What you have to do »
Of the lines in the listing below, how many hold "Департаментом"? Answer with the number only.

○ ○ ○ ○

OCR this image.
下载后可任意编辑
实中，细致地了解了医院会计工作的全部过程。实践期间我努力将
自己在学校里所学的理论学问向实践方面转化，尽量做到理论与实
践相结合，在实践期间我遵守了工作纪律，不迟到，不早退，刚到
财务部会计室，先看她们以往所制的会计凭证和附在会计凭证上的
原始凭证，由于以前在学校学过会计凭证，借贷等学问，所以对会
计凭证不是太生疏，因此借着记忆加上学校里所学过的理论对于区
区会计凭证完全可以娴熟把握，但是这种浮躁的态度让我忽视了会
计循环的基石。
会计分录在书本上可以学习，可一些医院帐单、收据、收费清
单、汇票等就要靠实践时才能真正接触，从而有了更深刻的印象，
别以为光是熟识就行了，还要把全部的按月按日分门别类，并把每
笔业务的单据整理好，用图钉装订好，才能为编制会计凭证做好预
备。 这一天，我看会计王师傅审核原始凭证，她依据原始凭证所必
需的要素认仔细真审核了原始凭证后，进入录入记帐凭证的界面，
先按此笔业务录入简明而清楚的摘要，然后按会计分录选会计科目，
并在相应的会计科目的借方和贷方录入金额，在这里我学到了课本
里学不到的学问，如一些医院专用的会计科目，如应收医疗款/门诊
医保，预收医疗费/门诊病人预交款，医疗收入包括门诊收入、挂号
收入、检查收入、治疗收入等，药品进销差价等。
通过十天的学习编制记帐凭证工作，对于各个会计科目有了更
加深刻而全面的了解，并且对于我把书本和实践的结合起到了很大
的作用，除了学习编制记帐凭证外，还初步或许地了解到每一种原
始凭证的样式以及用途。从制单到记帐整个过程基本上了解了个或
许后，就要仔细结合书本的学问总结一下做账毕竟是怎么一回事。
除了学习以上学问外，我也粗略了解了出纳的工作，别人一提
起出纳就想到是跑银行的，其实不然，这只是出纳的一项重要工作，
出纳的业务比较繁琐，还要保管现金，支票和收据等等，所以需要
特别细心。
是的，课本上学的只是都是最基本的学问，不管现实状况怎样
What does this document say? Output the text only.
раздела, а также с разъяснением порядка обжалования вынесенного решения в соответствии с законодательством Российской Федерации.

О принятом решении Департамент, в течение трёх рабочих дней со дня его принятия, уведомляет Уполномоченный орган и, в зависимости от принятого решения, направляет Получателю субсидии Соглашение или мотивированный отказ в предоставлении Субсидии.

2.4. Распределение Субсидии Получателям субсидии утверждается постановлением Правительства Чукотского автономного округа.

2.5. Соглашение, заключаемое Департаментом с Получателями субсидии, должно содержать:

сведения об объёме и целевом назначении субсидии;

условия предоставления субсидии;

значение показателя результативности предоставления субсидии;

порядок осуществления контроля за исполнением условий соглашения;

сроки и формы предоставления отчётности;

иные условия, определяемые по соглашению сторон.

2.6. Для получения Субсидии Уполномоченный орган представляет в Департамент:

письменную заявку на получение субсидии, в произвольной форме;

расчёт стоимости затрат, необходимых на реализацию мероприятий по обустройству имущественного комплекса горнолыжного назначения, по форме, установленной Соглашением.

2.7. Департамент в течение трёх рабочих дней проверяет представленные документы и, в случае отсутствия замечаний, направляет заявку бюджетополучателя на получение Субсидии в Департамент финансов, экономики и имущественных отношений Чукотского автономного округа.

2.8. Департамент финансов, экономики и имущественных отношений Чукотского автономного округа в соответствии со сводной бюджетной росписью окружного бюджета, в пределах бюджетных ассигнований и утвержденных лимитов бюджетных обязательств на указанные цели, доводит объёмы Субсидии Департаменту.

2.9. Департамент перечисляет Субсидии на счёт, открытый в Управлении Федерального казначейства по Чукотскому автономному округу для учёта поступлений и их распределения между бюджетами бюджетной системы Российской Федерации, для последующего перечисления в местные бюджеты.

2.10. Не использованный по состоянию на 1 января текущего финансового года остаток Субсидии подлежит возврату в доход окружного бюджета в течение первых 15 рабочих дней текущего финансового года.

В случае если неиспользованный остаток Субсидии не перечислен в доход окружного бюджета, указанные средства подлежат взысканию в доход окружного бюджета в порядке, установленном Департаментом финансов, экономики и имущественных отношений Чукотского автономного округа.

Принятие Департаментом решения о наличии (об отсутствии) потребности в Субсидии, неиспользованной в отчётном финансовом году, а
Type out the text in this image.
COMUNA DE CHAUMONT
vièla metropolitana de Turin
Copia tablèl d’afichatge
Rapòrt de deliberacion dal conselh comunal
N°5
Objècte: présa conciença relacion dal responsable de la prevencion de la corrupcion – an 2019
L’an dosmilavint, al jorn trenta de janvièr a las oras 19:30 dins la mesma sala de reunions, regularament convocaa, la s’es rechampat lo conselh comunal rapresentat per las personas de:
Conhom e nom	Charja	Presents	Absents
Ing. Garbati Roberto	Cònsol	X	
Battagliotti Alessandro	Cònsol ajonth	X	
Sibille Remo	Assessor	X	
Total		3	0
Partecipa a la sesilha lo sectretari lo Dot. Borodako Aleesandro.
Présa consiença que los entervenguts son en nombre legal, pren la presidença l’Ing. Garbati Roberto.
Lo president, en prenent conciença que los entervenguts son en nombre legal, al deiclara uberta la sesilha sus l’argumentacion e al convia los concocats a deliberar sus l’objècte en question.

○ ○ ○ ○

The output »
3